_DOCUMENT EXCERPT:_

From Casetext: Smarter Legal Research

In re Warrant

United States District Court, District of Minnesota
Nov 22, 2022
22-mj-742 (TNL) (D. Minn. Nov. 22, 2022)

Opinion

22-mj-742 (TNL)

11-22-2022

In re Search Warrant

Christopher Proczko, Sapientia Law Group, PLLC, (for Movants Minnesota Reformer and Tony Webster); and Jonathan Edward Jacobson, Department of Justice, Aaron Teitelbaum, Department of Justice, and Craig R. Baune and Ana H. Voss, United States Attorney's Office, (for Plaintiff United States of America).


Christopher Proczko, Sapientia Law Group, PLLC, (for Movants Minnesota Reformer and Tony Webster); and

Jonathan Edward Jacobson, Department of Justice, Aaron Teitelbaum, Department of Justice, and Craig R. Baune and Ana H. Voss, United States Attorney's Office, (for Plaintiff United States of America).

ORDER

Tony N. Leung, United States Magistrate Judge District of Minnesota.

I. INTRODUCTION

This matter is before the Court, United States Magistrate Judge Tony N. Leung, on Movants Minnesota Reformer and Tony Webster's (“the Media Intervenors”) Motion to Intervene and Unseal Search Warrant Materials. ECF No. 5. A hearing on the motion was held on October 18, 2022. ECF No. 20. Attorney Christopher Proczko appeared on behalf of the Media Intervenors. Attorneys Jonathan Edward Jacobson, Aaron Teitelbaum, Craig R. Baune, and Ana H. Voss appeared on behalf of Plaintiff United States of America. The motion was taken under advisement.

II. BACKGROUND

On September 7, 2022, the Court issued a search warrant “authorizing the search of Michael J. Lindell for his cell phone, as well as the seizure of his cell phone and records constituting fruits, evidence, or instrumentalities of certain enumerated offenses.” Pl.'s Mem. in Opp. at 2, ECF No. 14. The Court sealed the search warrant application and accompanying materials at the request of the Government. ECF No. 2. On September 13, 2022, FBI agents executed the search warrant on Mr. Lindell and seized his cell phone. Pl.'s Mem. in Opp. at 2; see also Movants' Mem. in Supp. at 1, ECF No. 7.

_SUPPLIED DATA:_

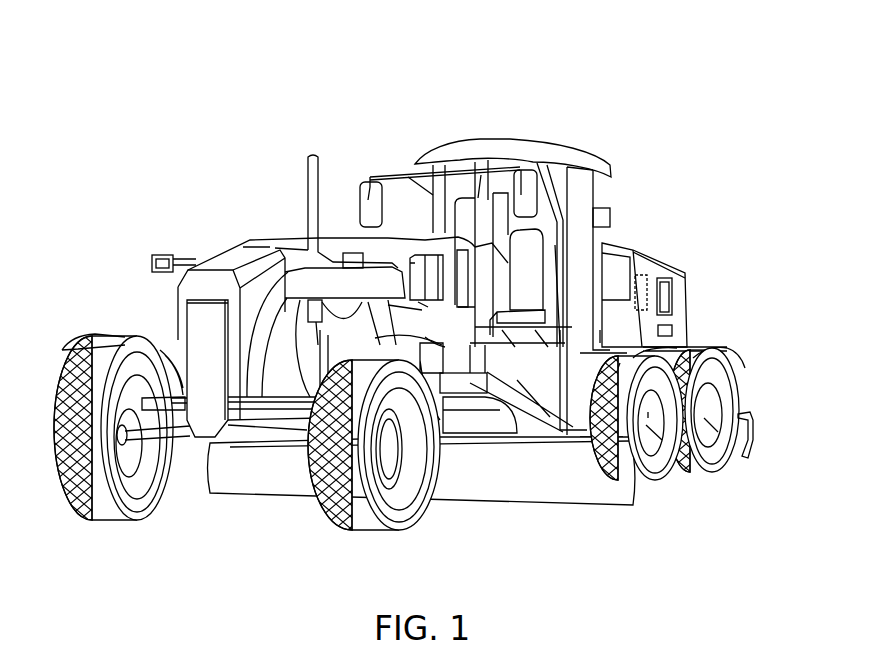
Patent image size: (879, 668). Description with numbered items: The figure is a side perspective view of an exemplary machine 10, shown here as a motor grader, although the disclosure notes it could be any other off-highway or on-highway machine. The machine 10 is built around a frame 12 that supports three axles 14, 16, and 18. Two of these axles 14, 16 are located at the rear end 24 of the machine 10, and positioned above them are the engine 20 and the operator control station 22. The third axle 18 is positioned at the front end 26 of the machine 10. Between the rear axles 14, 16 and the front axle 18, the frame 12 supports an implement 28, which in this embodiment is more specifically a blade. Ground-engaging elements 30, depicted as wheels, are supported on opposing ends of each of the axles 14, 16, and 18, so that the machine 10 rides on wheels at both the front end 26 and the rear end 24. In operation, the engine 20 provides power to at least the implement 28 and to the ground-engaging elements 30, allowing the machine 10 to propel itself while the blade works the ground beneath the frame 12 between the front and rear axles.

_REQUIRED ACTIONS:_
**A.** In the court order, on what date did FBI agents execute the search warrant and seize the cell phone?
**B.** Reproduce the court order's text between "This matter is" and "taken under advisement.", inclusive.

_ANSWERS GIVEN:_
**A.** September 13, 2022

**B.**
This matter is before the Court, United States Magistrate Judge Tony N. Leung, on Movants Minnesota Reformer and Tony Webster's (“the Media Intervenors”) Motion to Intervene and Unseal Search Warrant Materials. ECF No. 5. A hearing on the motion was held on October 18, 2022. ECF No. 20. Attorney Christopher Proczko appeared on behalf of the Media Intervenors. Attorneys Jonathan Edward Jacobson, Aaron Teitelbaum, Craig R. Baune, and Ana H. Voss appeared on behalf of Plaintiff United States of America. The motion was taken under advisement.